## DIRECTIVES
- 1) Please condense the paragraph of the kprobes discussion that begins "I'm wondering if this actually works" into a shorter version that keeps its main facts.
- 2) Reproduce the kprobes discussion word for word, from "Ah, good point." to "state == TASK_DEAD ?".

## PASSAGE SHOWN
----------
Ah, good point. I forgot that has been blacklisted. OK. then I accept
the Jiri's RFC. 

Thank you,


> 
> > 
> > How about let kretprobe skip the task which state == TASK_DEAD ?
> > 
> > diff --git a/kernel/kprobes.c b/kernel/kprobes.c
> > index 627fc1b7011a..3f207d2e0afb 100644
> > --- a/kernel/kprobes.c
> > +++ b/kernel/kprobes.c
> > @@ -1874,9 +1874,12 @@ static int pre_handler_kretprobe(struct kprobe *p, struct pt_regs *regs)
> >  	 * To avoid deadlocks, prohibit return probing in NMI contexts,
> >  	 * just skip the probe and increase the (inexact) 'nmissed'
> >  	 * statistical counter, so that the user is informed that
> > -	 * something happened:
> > +	 * something happened.
> > +	 * Also, if the current task is dead, we will already in the process
> > +	 * to reclaim kretprobe instances from hash list. To avoid memory
> > +	 * leak, skip to run the kretprobe on such task.
> >  	 */
> > -	if (unlikely(in_nmi())) {
> > +	if (unlikely(in_nmi()) || current->state == TASK_DEAD) {
> 
> I'm wondering if this actually works. kprobe_flush_task() seems to be 
> called from finish_task_switch(), after the task switch is complete. So, 
> current task won't actually be dead here.


> 
> 
> - Naveen
> 


-- 
Masami Hiramatsu <mhiramat@kernel.org>
----------
## ITEMS
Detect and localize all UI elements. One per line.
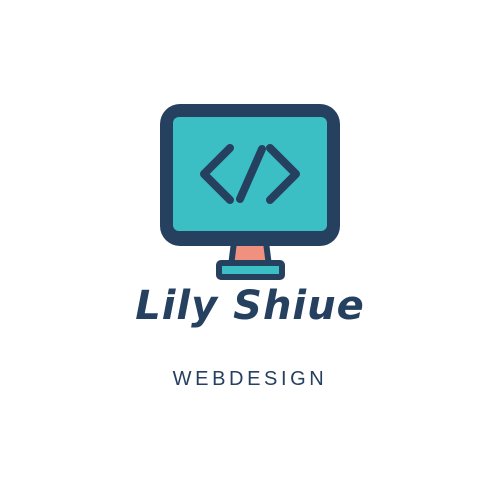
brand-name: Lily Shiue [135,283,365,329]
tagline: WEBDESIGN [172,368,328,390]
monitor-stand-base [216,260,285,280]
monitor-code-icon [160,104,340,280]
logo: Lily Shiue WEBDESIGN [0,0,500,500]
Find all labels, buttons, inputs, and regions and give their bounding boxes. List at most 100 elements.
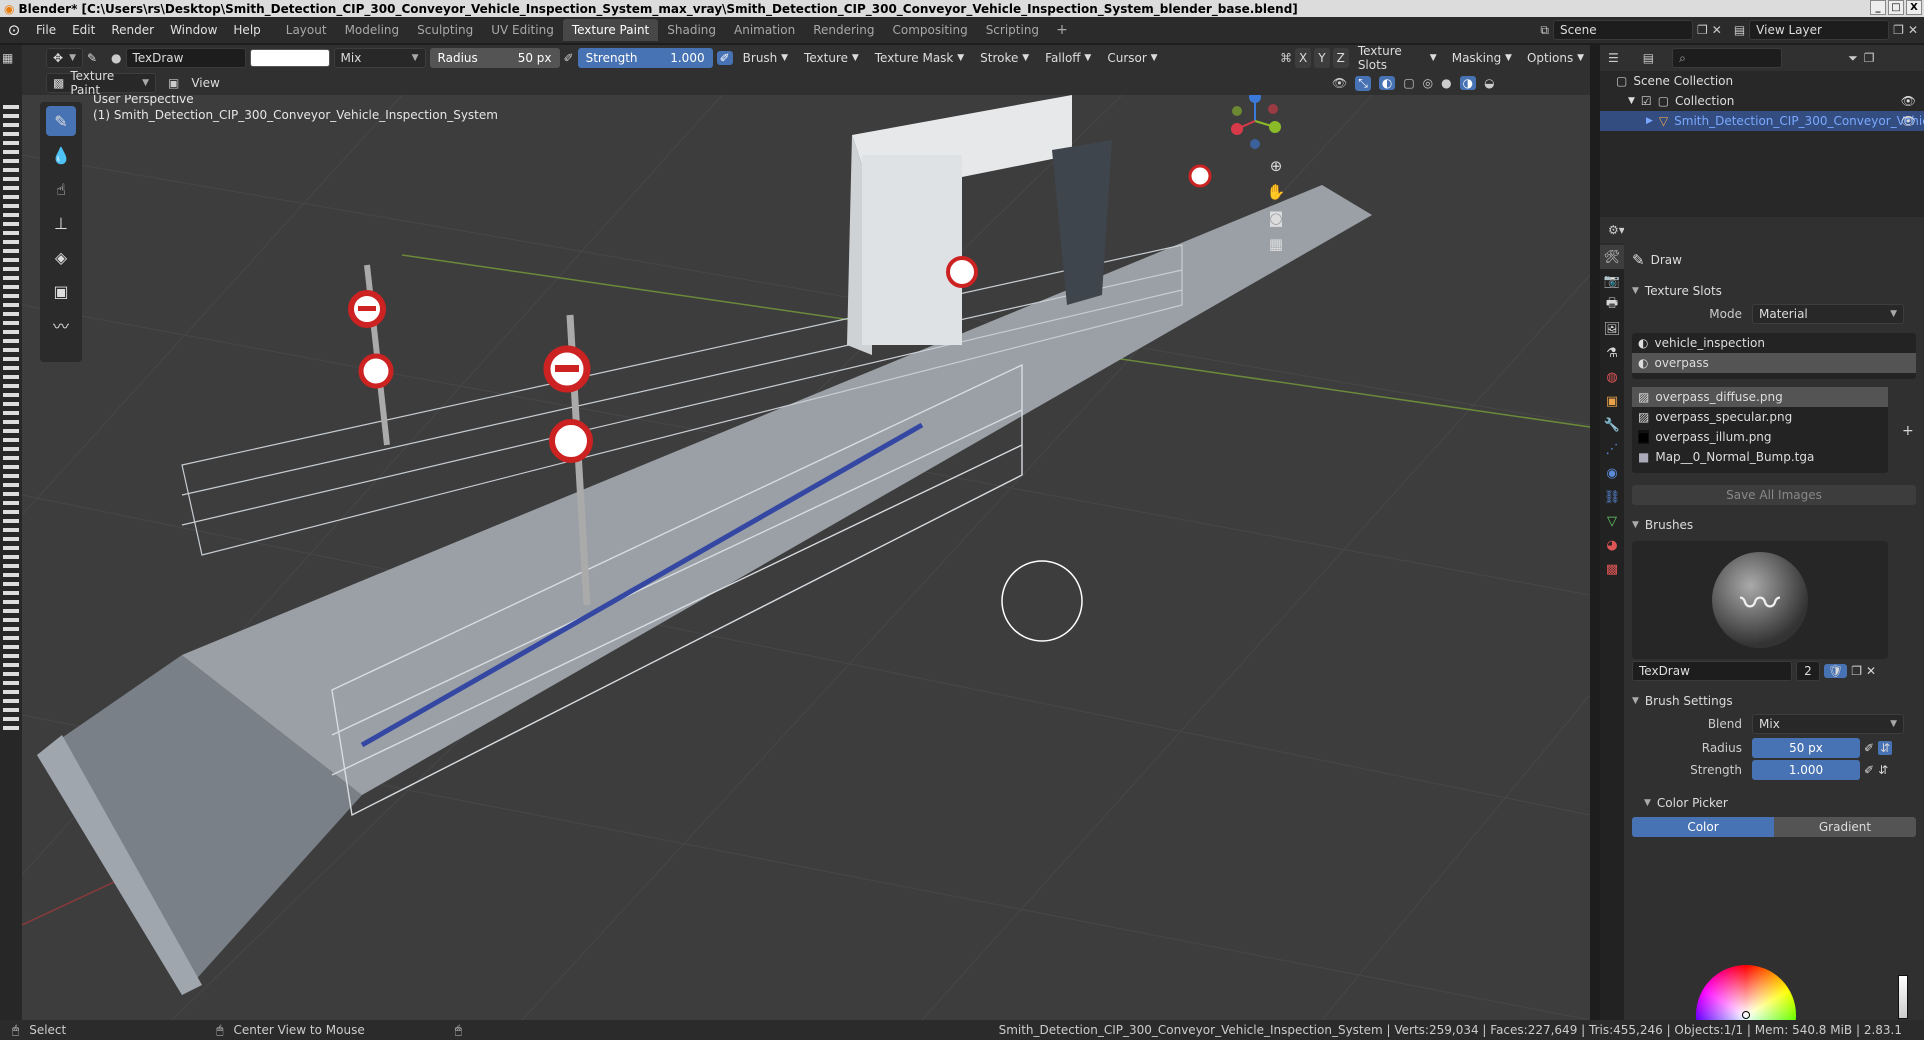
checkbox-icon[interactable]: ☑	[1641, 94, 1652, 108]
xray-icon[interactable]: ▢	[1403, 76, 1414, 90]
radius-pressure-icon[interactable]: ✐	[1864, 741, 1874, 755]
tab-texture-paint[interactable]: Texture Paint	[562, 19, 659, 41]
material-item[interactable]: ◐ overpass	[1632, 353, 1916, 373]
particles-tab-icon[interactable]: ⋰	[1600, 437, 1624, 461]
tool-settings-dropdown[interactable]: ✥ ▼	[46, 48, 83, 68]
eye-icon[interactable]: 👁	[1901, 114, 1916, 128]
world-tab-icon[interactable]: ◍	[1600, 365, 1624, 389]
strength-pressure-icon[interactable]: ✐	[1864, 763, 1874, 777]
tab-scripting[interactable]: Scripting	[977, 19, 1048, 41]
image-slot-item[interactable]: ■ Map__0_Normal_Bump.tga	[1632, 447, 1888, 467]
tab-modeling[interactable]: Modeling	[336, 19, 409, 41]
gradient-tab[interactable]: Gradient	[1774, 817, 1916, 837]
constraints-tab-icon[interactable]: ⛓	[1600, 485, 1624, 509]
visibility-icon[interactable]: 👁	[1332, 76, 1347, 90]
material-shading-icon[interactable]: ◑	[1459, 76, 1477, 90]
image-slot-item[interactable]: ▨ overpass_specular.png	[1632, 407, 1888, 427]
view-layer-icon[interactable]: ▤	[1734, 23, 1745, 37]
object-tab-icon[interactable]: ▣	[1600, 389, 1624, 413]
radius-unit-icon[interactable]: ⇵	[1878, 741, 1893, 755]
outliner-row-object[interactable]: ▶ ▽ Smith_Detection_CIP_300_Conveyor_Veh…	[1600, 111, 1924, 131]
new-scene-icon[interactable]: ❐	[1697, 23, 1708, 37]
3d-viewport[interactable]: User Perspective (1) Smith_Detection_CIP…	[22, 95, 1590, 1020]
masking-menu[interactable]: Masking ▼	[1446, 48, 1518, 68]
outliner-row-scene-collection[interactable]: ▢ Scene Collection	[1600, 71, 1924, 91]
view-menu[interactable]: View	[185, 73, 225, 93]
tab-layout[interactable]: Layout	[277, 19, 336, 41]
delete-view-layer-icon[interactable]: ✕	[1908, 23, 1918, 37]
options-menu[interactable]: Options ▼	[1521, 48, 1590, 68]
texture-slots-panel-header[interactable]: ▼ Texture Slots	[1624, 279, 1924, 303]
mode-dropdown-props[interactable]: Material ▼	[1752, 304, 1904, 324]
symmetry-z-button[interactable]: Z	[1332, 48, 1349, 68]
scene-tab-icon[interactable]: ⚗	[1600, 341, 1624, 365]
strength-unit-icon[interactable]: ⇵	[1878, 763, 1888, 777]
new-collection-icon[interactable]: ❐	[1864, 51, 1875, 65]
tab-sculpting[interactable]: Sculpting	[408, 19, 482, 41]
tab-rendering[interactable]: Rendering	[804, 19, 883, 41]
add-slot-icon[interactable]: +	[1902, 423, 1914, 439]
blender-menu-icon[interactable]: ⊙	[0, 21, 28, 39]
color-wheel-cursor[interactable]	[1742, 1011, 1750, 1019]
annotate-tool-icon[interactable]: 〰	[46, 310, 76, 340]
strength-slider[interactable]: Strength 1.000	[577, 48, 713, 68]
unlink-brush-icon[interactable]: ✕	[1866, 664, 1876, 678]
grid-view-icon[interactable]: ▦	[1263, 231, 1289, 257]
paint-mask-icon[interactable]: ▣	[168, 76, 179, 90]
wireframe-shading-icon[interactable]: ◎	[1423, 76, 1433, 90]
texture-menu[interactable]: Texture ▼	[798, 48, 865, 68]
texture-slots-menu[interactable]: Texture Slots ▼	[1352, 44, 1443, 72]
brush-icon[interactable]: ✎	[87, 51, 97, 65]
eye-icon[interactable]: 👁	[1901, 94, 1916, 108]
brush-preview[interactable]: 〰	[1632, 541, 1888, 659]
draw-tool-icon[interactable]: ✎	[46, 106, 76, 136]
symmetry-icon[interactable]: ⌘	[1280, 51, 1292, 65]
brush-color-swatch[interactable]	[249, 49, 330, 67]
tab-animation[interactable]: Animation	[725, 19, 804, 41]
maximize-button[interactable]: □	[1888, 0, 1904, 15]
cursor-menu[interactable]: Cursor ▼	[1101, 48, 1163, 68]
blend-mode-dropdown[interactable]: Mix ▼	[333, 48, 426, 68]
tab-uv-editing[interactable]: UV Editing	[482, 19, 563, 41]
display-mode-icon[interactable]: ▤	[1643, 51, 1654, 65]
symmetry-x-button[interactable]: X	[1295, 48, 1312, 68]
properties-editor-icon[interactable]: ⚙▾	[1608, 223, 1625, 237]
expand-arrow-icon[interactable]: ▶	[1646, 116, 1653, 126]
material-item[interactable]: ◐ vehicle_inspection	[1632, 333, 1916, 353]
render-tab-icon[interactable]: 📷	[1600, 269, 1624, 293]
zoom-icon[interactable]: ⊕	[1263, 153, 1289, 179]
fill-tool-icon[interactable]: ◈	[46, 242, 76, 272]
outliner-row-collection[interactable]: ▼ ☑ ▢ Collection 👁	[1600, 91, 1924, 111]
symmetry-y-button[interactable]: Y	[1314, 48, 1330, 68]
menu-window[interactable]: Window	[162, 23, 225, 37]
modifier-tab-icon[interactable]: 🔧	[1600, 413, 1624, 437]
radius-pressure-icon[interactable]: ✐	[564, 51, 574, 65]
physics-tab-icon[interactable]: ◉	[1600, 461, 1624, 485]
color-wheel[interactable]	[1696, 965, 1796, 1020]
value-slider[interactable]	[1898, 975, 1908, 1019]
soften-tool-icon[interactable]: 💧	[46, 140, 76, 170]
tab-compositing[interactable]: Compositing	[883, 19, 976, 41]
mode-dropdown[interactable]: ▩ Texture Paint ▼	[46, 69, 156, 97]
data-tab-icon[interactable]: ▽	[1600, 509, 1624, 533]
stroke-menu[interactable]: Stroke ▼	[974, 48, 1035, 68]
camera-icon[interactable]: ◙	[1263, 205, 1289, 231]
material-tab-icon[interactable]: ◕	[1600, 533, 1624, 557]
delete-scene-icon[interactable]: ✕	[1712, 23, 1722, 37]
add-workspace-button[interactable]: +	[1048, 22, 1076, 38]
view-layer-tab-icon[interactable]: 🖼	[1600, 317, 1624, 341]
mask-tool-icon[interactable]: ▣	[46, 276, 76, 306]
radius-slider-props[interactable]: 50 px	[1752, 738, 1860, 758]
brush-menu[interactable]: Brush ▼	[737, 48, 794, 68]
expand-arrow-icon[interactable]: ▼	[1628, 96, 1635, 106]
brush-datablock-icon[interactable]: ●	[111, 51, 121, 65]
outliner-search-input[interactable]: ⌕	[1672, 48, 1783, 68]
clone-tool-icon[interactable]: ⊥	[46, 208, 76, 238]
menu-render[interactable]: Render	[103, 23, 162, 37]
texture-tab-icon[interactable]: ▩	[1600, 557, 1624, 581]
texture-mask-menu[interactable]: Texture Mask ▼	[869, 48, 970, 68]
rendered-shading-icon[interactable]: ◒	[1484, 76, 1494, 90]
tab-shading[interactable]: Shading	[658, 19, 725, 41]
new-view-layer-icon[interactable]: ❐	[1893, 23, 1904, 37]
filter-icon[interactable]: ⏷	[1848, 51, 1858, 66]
----------
## SOLVED TASKS
- 1) The writer doubts the change works. kprobe_flush_task() appears to be called from finish_task_switch() after the task switch is complete, so the current task won't actually be dead at that point.

- 2)
Ah, good point. I forgot that has been blacklisted. OK. then I accept
the Jiri's RFC. 

Thank you,


> 
> > 
> > How about let kretprobe skip the task which state == TASK_DEAD ?